#### [The input]
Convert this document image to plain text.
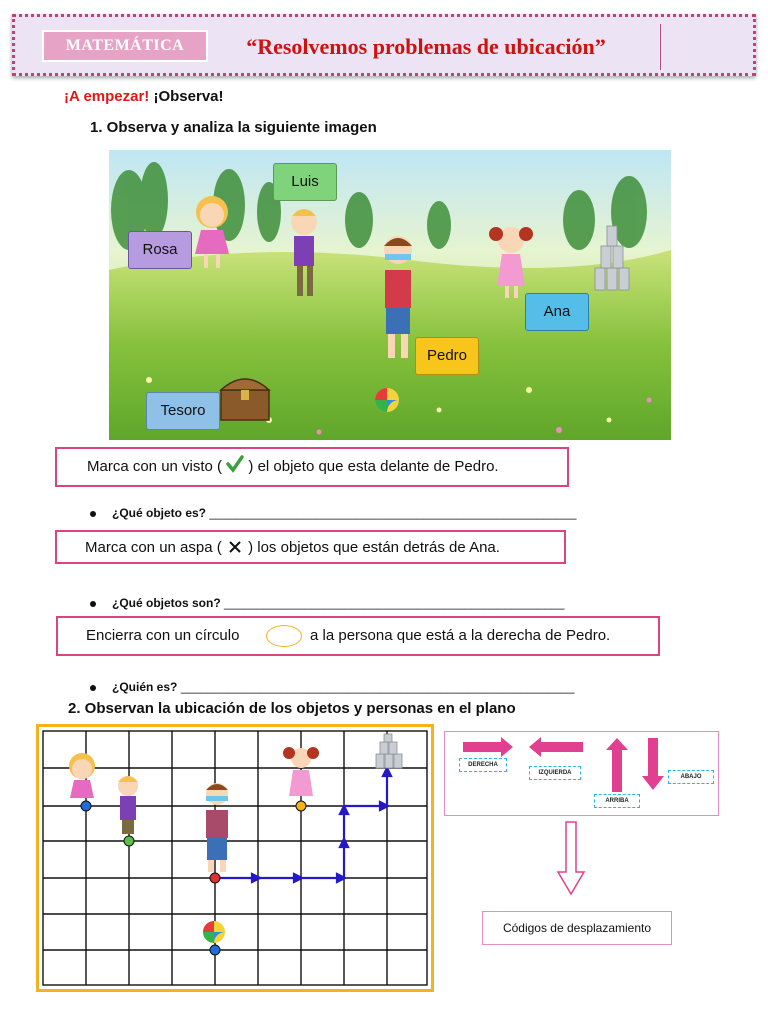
MATEMÁTICA	“Resolvemos problemas de ubicación”
¡A empezar! ¡Observa!
1. Observa y analiza la siguiente imagen
Luis
Rosa
Ana
Pedro
Tesoro
Marca con un visto ( ) el objeto que esta delante de Pedro.
¿Qué objeto es? _______________________________________________________
Marca con un aspa ( ) los objetos que están detrás de Ana.
¿Qué objetos son? ___________________________________________________
Encierra con un círculo	a la persona que está a la derecha de Pedro.
¿Quién es? ___________________________________________________________
2. Observan la ubicación de los objetos y personas en el plano
DERECHA
IZQUIERDA
ARRIBA
ABAJO
Códigos de desplazamiento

#### [What is required]
Which lines hold the string "Marca"? Copy all of them from the data above.

#### [Response below]
Marca con un visto ( ) el objeto que esta delante de Pedro.
Marca con un aspa ( ) los objetos que están detrás de Ana.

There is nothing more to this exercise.